#### MATERIAL PROVIDED ####

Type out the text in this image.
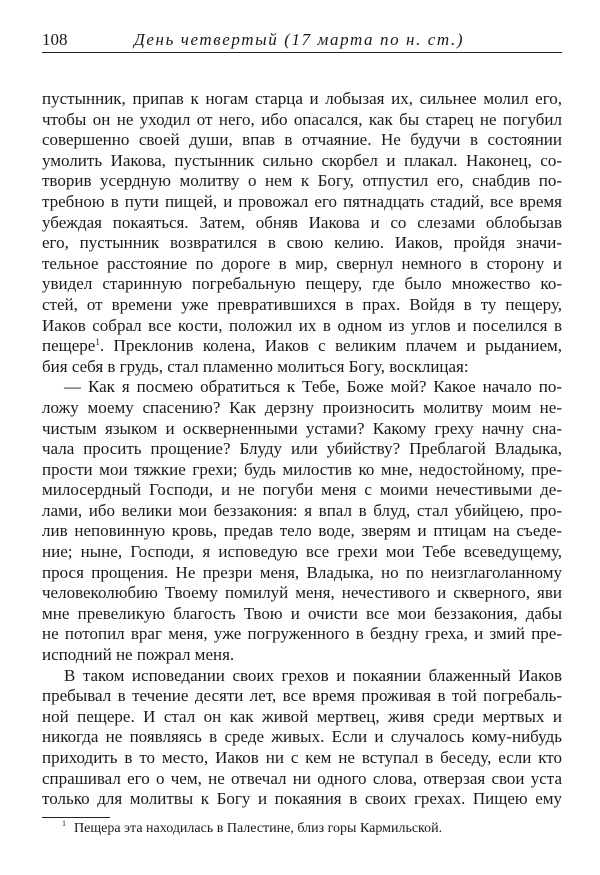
108	День четвертый (17 марта по н. ст.)
пустынник, припав к ногам старца и лобызая их, сильнее молил его,
чтобы он не уходил от него, ибо опасался, как бы старец не погубил
совершенно своей души, впав в отчаяние. Не будучи в состоянии
умолить Иакова, пустынник сильно скорбел и плакал. Наконец, со-
творив усердную молитву о нем к Богу, отпустил его, снабдив по-
требною в пути пищей, и провожал его пятнадцать стадий, все время
убеждая покаяться. Затем, обняв Иакова и со слезами облобызав
его, пустынник возвратился в свою келию. Иаков, пройдя значи-
тельное расстояние по дороге в мир, свернул немного в сторону и
увидел старинную погребальную пещеру, где было множество ко-
стей, от времени уже превратившихся в прах. Войдя в ту пещеру,
Иаков собрал все кости, положил их в одном из углов и поселился в
пещере$^1$. Преклонив колена, Иаков с великим плачем и рыданием,
бия себя в грудь, стал пламенно молиться Богу, восклицая:
— Как я посмею обратиться к Тебе, Боже мой? Какое начало по-
ложу моему спасению? Как дерзну произносить молитву моим не-
чистым языком и оскверненными устами? Какому греху начну сна-
чала просить прощение? Блуду или убийству? Преблагой Владыка,
прости мои тяжкие грехи; будь милостив ко мне, недостойному, пре-
милосердный Господи, и не погуби меня с моими нечестивыми де-
лами, ибо велики мои беззакония: я впал в блуд, стал убийцею, про-
лив неповинную кровь, предав тело воде, зверям и птицам на съеде-
ние; ныне, Господи, я исповедую все грехи мои Тебе всеведущему,
прося прощения. Не презри меня, Владыка, но по неизглаголанному
человеколюбию Твоему помилуй меня, нечестивого и скверного, яви
мне превеликую благость Твою и очисти все мои беззакония, дабы
не потопил враг меня, уже погруженного в бездну греха, и змий пре-
исподний не пожрал меня.
В таком исповедании своих грехов и покаянии блаженный Иаков
пребывал в течение десяти лет, все время проживая в той погребаль-
ной пещере. И стал он как живой мертвец, живя среди мертвых и
никогда не появляясь в среде живых. Если и случалось кому-нибудь
приходить в то место, Иаков ни с кем не вступал в беседу, если кто
спрашивал его о чем, не отвечал ни одного слова, отверзая свои уста
только для молитвы к Богу и покаяния в своих грехах. Пищею ему
$^1$ Пещера эта находилась в Палестине, близ горы Кармильской.
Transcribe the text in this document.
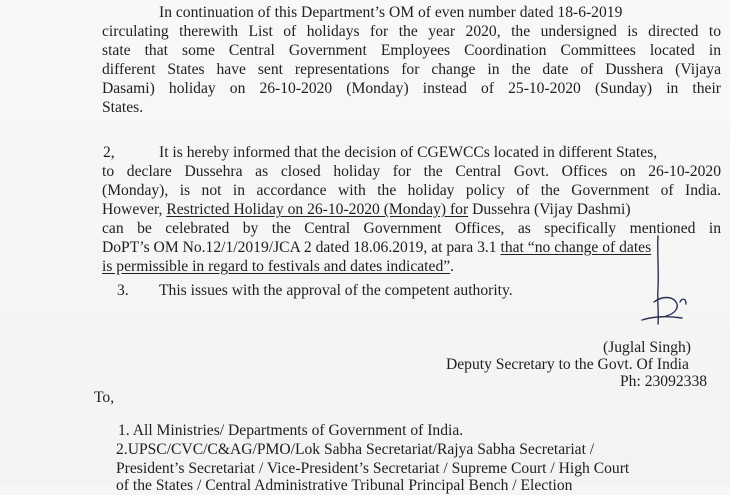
In continuation of this Department’s OM of even number dated 18-6-2019
circulating therewith List of holidays for the year 2020, the undersigned is directed to
state that some Central Government Employees Coordination Committees located in
different States have sent representations for change in the date of Dusshera (Vijaya
Dasami) holiday on 26-10-2020 (Monday) instead of 25-10-2020 (Sunday) in their
States.
2,	It is hereby informed that the decision of CGEWCCs located in different States,
to declare Dussehra as closed holiday for the Central Govt. Offices on 26-10-2020
(Monday), is not in accordance with the holiday policy of the Government of India.
However, Restricted Holiday on 26-10-2020 (Monday) for Dussehra (Vijay Dashmi)
can be celebrated by the Central Government Offices, as specifically mentioned in
DoPT’s OM No.12/1/2019/JCA 2 dated 18.06.2019, at para 3.1 that “no change of dates
is permissible in regard to festivals and dates indicated”.
3. This issues with the approval of the competent authority.
(Juglal Singh)
Deputy Secretary to the Govt. Of India
Ph: 23092338
To,
1. All Ministries/ Departments of Government of India.
2.UPSC/CVC/C&AG/PMO/Lok Sabha Secretariat/Rajya Sabha Secretariat /
President’s Secretariat / Vice-President’s Secretariat / Supreme Court / High Court
of the States / Central Administrative Tribunal Principal Bench / Election
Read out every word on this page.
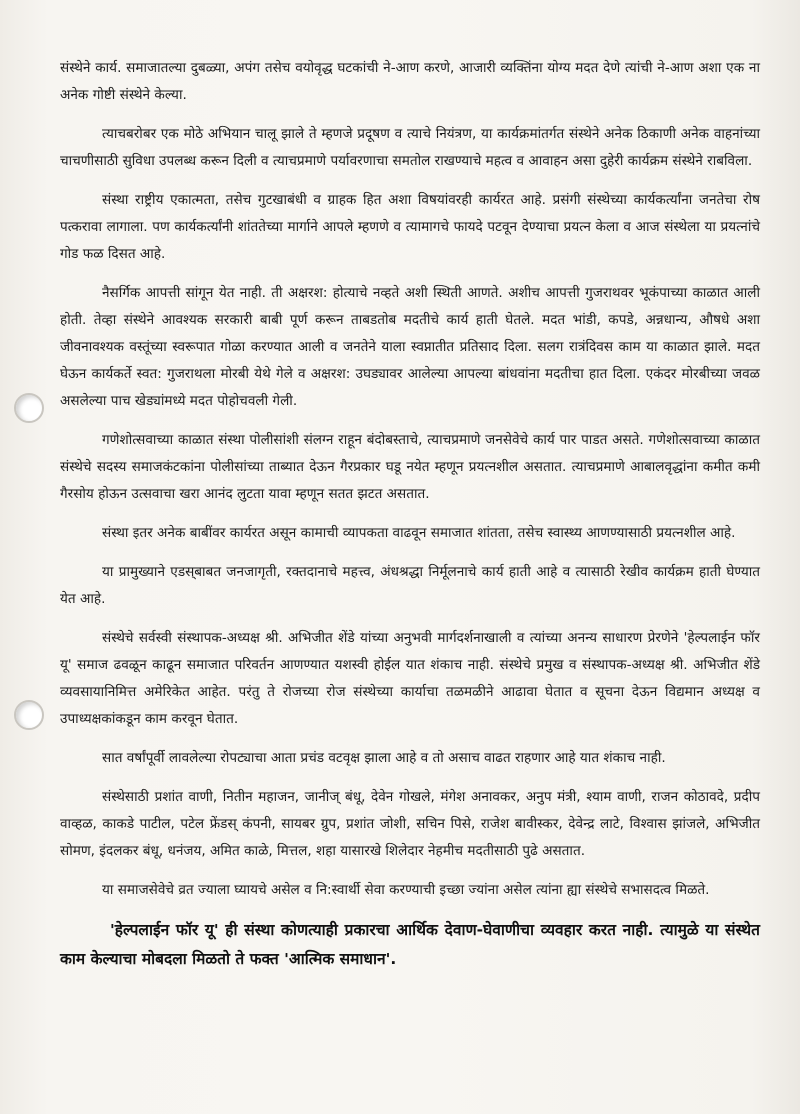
संस्थेने कार्य. समाजातल्या दुबळ्या, अपंग तसेच वयोवृद्ध घटकांची ने-आण करणे, आजारी व्यक्तिंना योग्य मदत देणे त्यांची ने-आण अशा एक ना अनेक गोष्टी संस्थेने केल्या.

त्याचबरोबर एक मोठे अभियान चालू झाले ते म्हणजे प्रदूषण व त्याचे नियंत्रण, या कार्यक्रमांतर्गत संस्थेने अनेक ठिकाणी अनेक वाहनांच्या चाचणीसाठी सुविधा उपलब्ध करून दिली व त्याचप्रमाणे पर्यावरणाचा समतोल राखण्याचे महत्व व आवाहन असा दुहेरी कार्यक्रम संस्थेने राबविला.

संस्था राष्ट्रीय एकात्मता, तसेच गुटखाबंधी व ग्राहक हित अशा विषयांवरही कार्यरत आहे. प्रसंगी संस्थेच्या कार्यकर्त्यांना जनतेचा रोष पत्करावा लागाला. पण कार्यकर्त्यांनी शांततेच्या मार्गाने आपले म्हणणे व त्यामागचे फायदे पटवून देण्याचा प्रयत्न केला व आज संस्थेला या प्रयत्नांचे गोड फळ दिसत आहे.

नैसर्गिक आपत्ती सांगून येत नाही. ती अक्षरश: होत्याचे नव्हते अशी स्थिती आणते. अशीच आपत्ती गुजराथवर भूकंपाच्या काळात आली होती. तेव्हा संस्थेने आवश्यक सरकारी बाबी पूर्ण करून ताबडतोब मदतीचे कार्य हाती घेतले. मदत भांडी, कपडे, अन्नधान्य, औषधे अशा जीवनावश्यक वस्तूंच्या स्वरूपात गोळा करण्यात आली व जनतेने याला स्वप्नातीत प्रतिसाद दिला. सलग रात्रंदिवस काम या काळात झाले. मदत घेऊन कार्यकर्ते स्वत: गुजराथला मोरबी येथे गेले व अक्षरश: उघड्यावर आलेल्या आपल्या बांधवांना मदतीचा हात दिला. एकंदर मोरबीच्या जवळ असलेल्या पाच खेड्यांमध्ये मदत पोहोचवली गेली.

गणेशोत्सवाच्या काळात संस्था पोलीसांशी संलग्न राहून बंदोबस्ताचे, त्याचप्रमाणे जनसेवेचे कार्य पार पाडत असते. गणेशोत्सवाच्या काळात संस्थेचे सदस्य समाजकंटकांना पोलीसांच्या ताब्यात देऊन गैरप्रकार घडू नयेत म्हणून प्रयत्नशील असतात. त्याचप्रमाणे आबालवृद्धांना कमीत कमी गैरसोय होऊन उत्सवाचा खरा आनंद लुटता यावा म्हणून सतत झटत असतात.

संस्था इतर अनेक बाबींवर कार्यरत असून कामाची व्यापकता वाढवून समाजात शांतता, तसेच स्वास्थ्य आणण्यासाठी प्रयत्नशील आहे.

या प्रामुख्याने एडस्‌बाबत जनजागृती, रक्तदानाचे महत्त्व, अंधश्रद्धा निर्मूलनाचे कार्य हाती आहे व त्यासाठी रेखीव कार्यक्रम हाती घेण्यात येत आहे.

संस्थेचे सर्वस्वी संस्थापक-अध्यक्ष श्री. अभिजीत शेंडे यांच्या अनुभवी मार्गदर्शनाखाली व त्यांच्या अनन्य साधारण प्रेरणेने 'हेल्पलाईन फॉर यू' समाज ढवळून काढून समाजात परिवर्तन आणण्यात यशस्वी होईल यात शंकाच नाही. संस्थेचे प्रमुख व संस्थापक-अध्यक्ष श्री. अभिजीत शेंडे व्यवसायानिमित्त अमेरिकेत आहेत. परंतु ते रोजच्या रोज संस्थेच्या कार्याचा तळमळीने आढावा घेतात व सूचना देऊन विद्यमान अध्यक्ष व उपाध्यक्षकांकडून काम करवून घेतात.

सात वर्षांपूर्वी लावलेल्या रोपट्याचा आता प्रचंड वटवृक्ष झाला आहे व तो असाच वाढत राहणार आहे यात शंकाच नाही.

संस्थेसाठी प्रशांत वाणी, नितीन महाजन, जानीज्‌ बंधू, देवेन गोखले, मंगेश अनावकर, अनुप मंत्री, श्याम वाणी, राजन कोठावदे, प्रदीप वाव्हळ, काकडे पाटील, पटेल फ्रेंडस्‌ कंपनी, सायबर ग्रुप, प्रशांत जोशी, सचिन पिसे, राजेश बावीस्कर, देवेन्द्र लाटे, विश्वास झांजले, अभिजीत सोमण, इंदलकर बंधू, धनंजय, अमित काळे, मित्तल, शहा यासारखे शिलेदार नेहमीच मदतीसाठी पुढे असतात.

या समाजसेवेचे व्रत ज्याला घ्यायचे असेल व नि:स्वार्थी सेवा करण्याची इच्छा ज्यांना असेल त्यांना ह्या संस्थेचे सभासदत्व मिळते.

'हेल्पलाईन फॉर यू' ही संस्था कोणत्याही प्रकारचा आर्थिक देवाण-घेवाणीचा व्यवहार करत नाही. त्यामुळे या संस्थेत काम केल्याचा मोबदला मिळतो ते फक्त 'आत्मिक समाधान'.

####

## DESCRIPTION OF THE TASK
Only the count is needed: the number of lines in the data that include the word "Government".

## ANSWER FOR THE TASK
4